> [WHAT THE TASK ASKS] Look for "Succeeded" in the listing below. Gather each line that contains it.

> [Data records]
** Begin **

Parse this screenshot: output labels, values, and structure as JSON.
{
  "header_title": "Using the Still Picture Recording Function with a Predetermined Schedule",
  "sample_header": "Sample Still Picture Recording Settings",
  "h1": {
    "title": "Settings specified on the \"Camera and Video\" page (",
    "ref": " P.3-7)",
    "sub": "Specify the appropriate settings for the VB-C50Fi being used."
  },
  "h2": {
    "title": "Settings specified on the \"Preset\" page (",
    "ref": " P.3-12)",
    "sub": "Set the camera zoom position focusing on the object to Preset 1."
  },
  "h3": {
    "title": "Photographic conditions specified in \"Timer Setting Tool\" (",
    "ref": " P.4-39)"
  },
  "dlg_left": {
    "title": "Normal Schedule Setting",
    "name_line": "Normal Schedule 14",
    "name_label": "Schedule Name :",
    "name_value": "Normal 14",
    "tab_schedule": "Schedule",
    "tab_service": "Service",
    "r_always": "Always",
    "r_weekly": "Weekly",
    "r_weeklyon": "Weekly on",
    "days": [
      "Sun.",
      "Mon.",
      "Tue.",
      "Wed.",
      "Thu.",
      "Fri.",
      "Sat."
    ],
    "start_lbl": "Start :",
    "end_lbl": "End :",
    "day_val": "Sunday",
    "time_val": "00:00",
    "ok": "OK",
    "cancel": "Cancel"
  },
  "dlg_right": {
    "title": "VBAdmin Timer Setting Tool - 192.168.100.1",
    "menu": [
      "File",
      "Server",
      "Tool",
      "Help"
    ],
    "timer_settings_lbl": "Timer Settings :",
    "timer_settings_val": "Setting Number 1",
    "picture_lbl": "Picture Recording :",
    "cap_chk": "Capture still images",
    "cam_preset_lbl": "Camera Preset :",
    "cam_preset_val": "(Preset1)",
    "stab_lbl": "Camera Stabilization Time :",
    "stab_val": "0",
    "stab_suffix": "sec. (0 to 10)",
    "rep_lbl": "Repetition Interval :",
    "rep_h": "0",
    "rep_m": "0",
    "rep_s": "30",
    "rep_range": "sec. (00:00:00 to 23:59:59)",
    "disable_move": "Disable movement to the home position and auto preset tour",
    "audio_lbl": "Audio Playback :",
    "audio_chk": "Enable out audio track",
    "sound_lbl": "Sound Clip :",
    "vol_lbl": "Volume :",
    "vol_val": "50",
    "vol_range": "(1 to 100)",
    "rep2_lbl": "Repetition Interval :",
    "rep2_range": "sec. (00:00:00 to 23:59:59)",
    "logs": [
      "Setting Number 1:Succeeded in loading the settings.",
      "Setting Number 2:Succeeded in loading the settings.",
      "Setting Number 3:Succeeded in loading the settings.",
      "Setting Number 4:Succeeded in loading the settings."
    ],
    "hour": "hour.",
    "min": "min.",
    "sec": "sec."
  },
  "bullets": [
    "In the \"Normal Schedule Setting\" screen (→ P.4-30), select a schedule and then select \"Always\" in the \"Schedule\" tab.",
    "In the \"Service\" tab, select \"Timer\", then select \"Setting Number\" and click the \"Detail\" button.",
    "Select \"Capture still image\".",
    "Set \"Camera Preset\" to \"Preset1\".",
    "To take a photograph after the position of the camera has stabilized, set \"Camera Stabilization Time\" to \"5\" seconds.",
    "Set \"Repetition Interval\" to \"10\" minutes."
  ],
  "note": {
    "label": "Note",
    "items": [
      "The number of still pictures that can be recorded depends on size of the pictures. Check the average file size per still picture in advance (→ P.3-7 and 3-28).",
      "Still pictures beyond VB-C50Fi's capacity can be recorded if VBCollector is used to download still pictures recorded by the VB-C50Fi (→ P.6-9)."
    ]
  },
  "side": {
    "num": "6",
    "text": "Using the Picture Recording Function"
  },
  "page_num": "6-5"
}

** End **

> [REPLY TO THE EXERCISE]
      "Setting Number 1:Succeeded in loading the settings.",
      "Setting Number 2:Succeeded in loading the settings.",
      "Setting Number 3:Succeeded in loading the settings.",
      "Setting Number 4:Succeeded in loading the settings."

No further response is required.